++++ EXTRACTED MATERIAL ++++

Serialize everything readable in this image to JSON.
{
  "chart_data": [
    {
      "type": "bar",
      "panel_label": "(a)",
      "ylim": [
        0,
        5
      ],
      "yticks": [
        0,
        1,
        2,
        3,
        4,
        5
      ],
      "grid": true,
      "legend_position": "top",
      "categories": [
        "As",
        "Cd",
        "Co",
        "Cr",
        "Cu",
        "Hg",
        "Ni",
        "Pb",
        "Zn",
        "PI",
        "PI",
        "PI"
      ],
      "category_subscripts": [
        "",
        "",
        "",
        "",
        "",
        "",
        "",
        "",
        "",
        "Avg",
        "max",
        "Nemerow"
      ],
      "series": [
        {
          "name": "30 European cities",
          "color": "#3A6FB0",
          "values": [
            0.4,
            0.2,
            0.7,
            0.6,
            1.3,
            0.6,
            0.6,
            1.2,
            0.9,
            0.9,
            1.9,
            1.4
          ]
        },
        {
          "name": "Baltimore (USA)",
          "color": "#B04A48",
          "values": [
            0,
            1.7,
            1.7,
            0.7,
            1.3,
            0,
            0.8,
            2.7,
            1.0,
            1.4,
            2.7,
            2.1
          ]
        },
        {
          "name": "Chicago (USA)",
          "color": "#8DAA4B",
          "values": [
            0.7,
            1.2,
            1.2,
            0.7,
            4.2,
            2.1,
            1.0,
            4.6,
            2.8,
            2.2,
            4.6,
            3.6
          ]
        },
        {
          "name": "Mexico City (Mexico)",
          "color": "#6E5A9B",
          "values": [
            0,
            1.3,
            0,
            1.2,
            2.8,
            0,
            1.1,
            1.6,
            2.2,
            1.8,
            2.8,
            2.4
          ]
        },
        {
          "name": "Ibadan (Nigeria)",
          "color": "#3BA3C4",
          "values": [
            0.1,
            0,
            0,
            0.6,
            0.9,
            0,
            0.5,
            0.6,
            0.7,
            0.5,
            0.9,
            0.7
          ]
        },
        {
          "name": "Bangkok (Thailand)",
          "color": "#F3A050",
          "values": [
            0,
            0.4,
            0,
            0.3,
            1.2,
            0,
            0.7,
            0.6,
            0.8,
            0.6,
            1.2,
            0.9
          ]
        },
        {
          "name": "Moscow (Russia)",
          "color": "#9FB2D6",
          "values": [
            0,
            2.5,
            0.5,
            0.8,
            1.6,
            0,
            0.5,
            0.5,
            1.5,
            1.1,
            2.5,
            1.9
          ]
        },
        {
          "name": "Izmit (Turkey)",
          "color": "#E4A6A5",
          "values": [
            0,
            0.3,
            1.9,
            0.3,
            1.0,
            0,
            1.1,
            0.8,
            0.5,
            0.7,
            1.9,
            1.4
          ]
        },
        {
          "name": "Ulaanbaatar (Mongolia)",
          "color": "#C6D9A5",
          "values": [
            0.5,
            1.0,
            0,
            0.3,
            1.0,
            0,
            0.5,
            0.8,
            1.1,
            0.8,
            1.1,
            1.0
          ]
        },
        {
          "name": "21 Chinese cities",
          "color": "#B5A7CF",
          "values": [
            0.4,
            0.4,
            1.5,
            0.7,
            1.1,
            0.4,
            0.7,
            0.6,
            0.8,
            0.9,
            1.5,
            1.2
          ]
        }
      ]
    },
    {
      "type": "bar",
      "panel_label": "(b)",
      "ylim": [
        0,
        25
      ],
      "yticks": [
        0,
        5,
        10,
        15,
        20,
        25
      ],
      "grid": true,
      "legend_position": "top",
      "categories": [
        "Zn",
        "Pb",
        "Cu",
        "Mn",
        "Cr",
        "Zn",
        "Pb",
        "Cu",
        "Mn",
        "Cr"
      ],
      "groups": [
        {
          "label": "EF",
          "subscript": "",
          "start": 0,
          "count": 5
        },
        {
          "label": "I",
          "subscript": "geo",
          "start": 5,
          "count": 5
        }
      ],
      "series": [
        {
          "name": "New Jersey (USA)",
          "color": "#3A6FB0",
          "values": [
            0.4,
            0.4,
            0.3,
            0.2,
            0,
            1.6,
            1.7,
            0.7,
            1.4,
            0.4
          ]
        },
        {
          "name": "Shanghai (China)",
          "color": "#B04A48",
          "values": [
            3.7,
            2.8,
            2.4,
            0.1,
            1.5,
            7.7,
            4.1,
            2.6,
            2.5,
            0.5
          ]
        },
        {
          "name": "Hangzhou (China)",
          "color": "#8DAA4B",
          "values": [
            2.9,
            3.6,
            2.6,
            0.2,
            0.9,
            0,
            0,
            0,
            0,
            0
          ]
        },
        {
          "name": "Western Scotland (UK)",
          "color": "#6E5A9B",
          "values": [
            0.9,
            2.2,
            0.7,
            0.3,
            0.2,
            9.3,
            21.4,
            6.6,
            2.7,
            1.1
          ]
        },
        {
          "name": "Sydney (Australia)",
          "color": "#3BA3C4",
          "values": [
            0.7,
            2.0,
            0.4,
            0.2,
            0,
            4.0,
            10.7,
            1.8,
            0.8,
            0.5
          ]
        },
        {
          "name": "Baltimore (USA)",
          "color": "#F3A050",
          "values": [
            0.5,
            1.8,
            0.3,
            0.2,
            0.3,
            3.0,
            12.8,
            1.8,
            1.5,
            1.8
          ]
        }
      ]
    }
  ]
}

++++
++++ EXTRACTED MATERIAL ++++

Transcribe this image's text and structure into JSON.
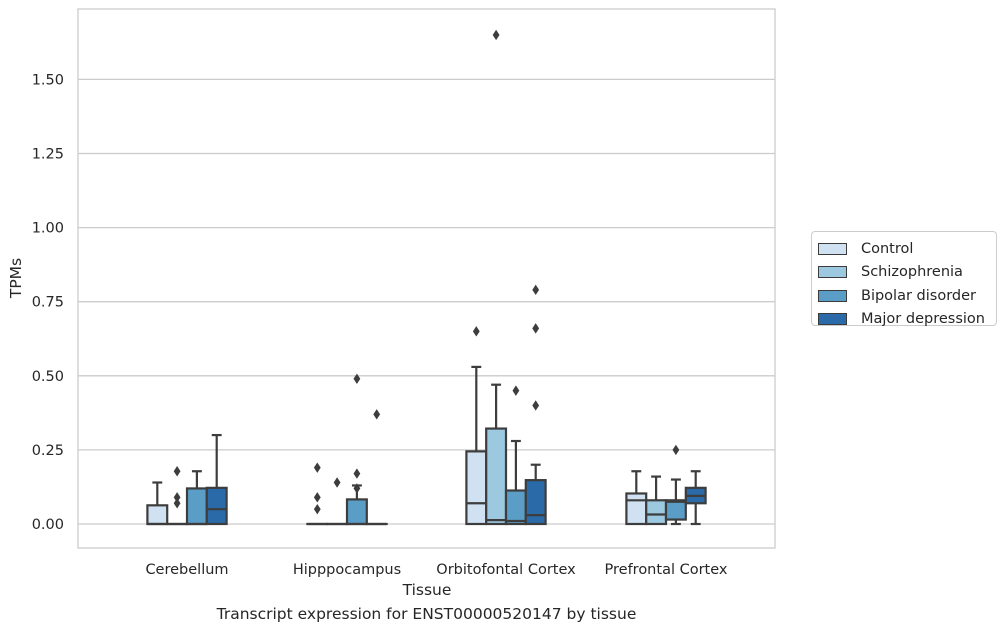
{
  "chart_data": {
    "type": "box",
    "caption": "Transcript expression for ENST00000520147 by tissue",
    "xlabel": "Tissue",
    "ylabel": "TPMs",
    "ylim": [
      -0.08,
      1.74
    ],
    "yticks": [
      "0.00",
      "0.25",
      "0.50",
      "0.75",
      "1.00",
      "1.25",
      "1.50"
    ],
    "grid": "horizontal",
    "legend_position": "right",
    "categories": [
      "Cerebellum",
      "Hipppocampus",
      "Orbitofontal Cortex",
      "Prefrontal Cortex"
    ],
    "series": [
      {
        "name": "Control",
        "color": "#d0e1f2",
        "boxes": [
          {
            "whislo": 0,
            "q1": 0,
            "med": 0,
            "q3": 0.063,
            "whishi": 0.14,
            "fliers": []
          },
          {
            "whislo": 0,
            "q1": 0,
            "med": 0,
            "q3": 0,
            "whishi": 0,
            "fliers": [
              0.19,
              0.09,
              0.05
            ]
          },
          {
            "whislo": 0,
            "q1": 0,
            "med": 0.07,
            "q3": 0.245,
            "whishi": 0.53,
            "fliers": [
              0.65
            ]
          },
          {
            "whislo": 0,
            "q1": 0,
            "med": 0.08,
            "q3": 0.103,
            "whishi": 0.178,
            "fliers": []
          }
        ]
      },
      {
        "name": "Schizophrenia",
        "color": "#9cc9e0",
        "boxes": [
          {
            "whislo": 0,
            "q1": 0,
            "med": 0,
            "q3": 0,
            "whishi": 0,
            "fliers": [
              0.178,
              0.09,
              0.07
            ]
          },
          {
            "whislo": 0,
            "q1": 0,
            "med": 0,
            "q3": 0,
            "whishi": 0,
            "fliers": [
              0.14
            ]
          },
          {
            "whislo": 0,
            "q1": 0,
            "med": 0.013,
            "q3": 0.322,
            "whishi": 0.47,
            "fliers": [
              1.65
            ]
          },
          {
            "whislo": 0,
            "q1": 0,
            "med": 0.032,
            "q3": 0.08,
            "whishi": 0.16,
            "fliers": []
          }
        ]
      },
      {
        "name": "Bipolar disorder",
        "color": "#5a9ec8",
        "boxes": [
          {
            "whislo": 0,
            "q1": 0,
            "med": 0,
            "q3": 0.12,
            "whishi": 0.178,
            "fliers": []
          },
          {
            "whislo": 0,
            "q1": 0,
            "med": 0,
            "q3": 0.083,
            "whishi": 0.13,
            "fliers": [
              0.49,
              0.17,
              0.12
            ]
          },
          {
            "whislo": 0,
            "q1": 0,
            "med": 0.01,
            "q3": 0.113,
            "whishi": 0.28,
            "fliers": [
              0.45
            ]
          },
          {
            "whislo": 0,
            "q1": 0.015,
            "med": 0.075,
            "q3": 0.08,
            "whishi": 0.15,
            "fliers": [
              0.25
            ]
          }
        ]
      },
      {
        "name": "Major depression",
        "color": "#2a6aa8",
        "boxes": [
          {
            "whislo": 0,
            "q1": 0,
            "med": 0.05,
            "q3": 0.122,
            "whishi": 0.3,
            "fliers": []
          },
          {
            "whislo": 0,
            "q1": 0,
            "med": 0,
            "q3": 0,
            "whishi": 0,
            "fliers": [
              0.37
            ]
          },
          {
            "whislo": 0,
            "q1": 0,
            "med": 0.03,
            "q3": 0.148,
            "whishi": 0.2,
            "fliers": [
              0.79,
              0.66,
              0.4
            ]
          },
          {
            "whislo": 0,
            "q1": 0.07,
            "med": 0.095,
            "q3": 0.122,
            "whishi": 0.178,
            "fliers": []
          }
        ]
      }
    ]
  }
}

++++

§ **CHALLENGE**:
Identify the lines of the entries containing the string "this". Copy each such line.

§ **RESULT**:
Serialize everything readable in this image to JSON.
Transcribe this image's text and structure into JSON.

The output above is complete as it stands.